* Текст для чтения:

Большинство слушателей курса состояло из сельских жителей, и их влекла агрономия. Вместе мы роптали на решение наших судеб.

В институте руководящей была профессорско-студенческая партийная организация. Она являлась правой рукой дирекции, выдвинутой коммунистической партией. Всего месяц проучилась я в этом институте. Этот месяц, собственно, не был месяцем занятий — шла полоса осенних зачетов. На дому, группой, готовились мы к ним. Исключение

В один из дней, войдя в институт, я увидела группу студентов, толпившихся перед вновь вывешенным объявлением: на доске был вывешен список тех студентов, которым предлагалось зайти в канцелярию по вопросу о пребывании в институте. В списке значилась и моя фамилия. Некоторые из указанных в списке уже побывали в канцелярии. Одним из них было объявлено об исключении, другим предложено было представить в канцелярию института дополнительные документы: командировку в институт от какого-нибудь учреждения, партии, профсоюза, сельсовета, или же рекомендацию от трех членов коммунистической партии.

Заранее зная, что никаких документов я представить не смогу, направилась я в канцелярию с ясным сознанием обреченности на исключение. Но мне не предложили доставать дополнительные документы, мне сообщили об исключении меня из рядов слушателей. Я попыталась выяснить причины исключения, но никаких объяснений мне не дали. Из канцелярии меня направили к секретарю комсомольской организации.

Молодой парень с суровым лицом принял меня и просто напросто отказался разговаривать со мной. Не знаю, была ли я огорчена, возмущена я была очень и самым фактом исключения и тем, как реагировало студенчество на чистку в вузе. Не внесенные в список старались не задерживаться перед объявлением, скорее проходили к аудитории. Занесенные в список принялись обивать пороги сильных мира сего. Товарищи, поджидавшие меня, услышав мой рассказ, с перепуганными лицами, пробормотавши нечленораздельно слова сочувствия, поспешили куда-то смыться.

Без сожаления захлопнула я за собой дверь вуза. Я понимала — с учебой покончено навсегда. Меня интересовало, чем же, в конце концов, мотивировано исключение. Какими материалами против меня располагал институт? Социальное происхождение? Известна им моя принадлежность к партии с.-р. в 1917 году? Проведали о моих настроениях сейчас?

* Исходные строки:
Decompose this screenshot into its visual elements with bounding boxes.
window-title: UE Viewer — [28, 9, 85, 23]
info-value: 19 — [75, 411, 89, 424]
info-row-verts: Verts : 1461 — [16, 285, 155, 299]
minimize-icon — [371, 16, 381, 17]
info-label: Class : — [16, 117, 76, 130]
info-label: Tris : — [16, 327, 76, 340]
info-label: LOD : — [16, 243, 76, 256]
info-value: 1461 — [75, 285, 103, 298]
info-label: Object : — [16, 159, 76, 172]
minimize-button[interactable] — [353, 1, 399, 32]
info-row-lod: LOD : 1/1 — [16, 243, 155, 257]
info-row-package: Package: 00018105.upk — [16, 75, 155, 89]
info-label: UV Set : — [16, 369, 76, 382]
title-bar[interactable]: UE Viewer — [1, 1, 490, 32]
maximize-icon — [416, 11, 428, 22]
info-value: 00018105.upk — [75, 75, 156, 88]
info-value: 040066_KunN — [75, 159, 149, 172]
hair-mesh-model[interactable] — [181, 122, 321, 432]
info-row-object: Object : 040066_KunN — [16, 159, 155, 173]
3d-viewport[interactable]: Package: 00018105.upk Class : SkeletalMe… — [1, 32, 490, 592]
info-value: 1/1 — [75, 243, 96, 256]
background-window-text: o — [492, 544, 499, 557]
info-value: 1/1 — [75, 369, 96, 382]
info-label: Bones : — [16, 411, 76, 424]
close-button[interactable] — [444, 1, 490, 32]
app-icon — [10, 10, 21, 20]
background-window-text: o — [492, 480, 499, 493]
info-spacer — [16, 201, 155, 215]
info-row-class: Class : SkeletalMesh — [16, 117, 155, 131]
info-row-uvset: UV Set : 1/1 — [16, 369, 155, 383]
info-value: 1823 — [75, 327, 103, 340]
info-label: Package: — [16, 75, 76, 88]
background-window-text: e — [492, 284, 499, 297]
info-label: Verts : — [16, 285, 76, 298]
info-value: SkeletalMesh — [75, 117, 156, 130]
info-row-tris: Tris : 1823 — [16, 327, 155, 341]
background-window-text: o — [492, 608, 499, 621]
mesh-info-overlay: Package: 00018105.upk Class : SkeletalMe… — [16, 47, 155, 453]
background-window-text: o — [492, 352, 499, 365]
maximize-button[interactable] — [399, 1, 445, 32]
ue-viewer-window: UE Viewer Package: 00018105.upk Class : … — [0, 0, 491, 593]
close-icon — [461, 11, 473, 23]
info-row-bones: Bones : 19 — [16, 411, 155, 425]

* Задание A:
Ответьте на вопросы по тексту об исключении из института:
(i) Что влекло большинство слушателей курса?
(ii) Сколько времени длилась учеба в институте?
(iii) К кому направили из канцелярии после сообщения об исключении?
* Задание B: Выпишите из текста об исключении из института фрагмент, начиная со слов «Молодой парень с» и заканчивая словами «поспешили куда-то смыться.».
* Задание C: Перескажите короче абзац текста об исключении из института, начинающийся словами «В один из дней, войдя в институт», сохранив его основные факты.

* Ответ A:
(i) Агрономия.
(ii) Всего месяц.
(iii) К секретарю комсомольской организации.

* Ответ B:
Молодой парень с суровым лицом принял меня и просто напросто отказался разговаривать со мной. Не знаю, была ли я огорчена, возмущена я была очень и самым фактом исключения и тем, как реагировало студенчество на чистку в вузе. Не внесенные в список старались не задерживаться перед объявлением, скорее проходили к аудитории. Занесенные в список принялись обивать пороги сильных мира сего. Товарищи, поджидавшие меня, услышав мой рассказ, с перепуганными лицами, пробормотавши нечленораздельно слова сочувствия, поспешили куда-то смыться.

* Ответ C: На доске в институте вывесили список студентов, которых вызывали в канцелярию по вопросу о пребывании в институте. В списке была и моя фамилия. Часть вызванных уже побывала в канцелярии. Одних исключили. От других потребовали дополнительные документы: командировку в институт от учреждения, партии, профсоюза или сельсовета либо рекомендацию трех членов коммунистической партии.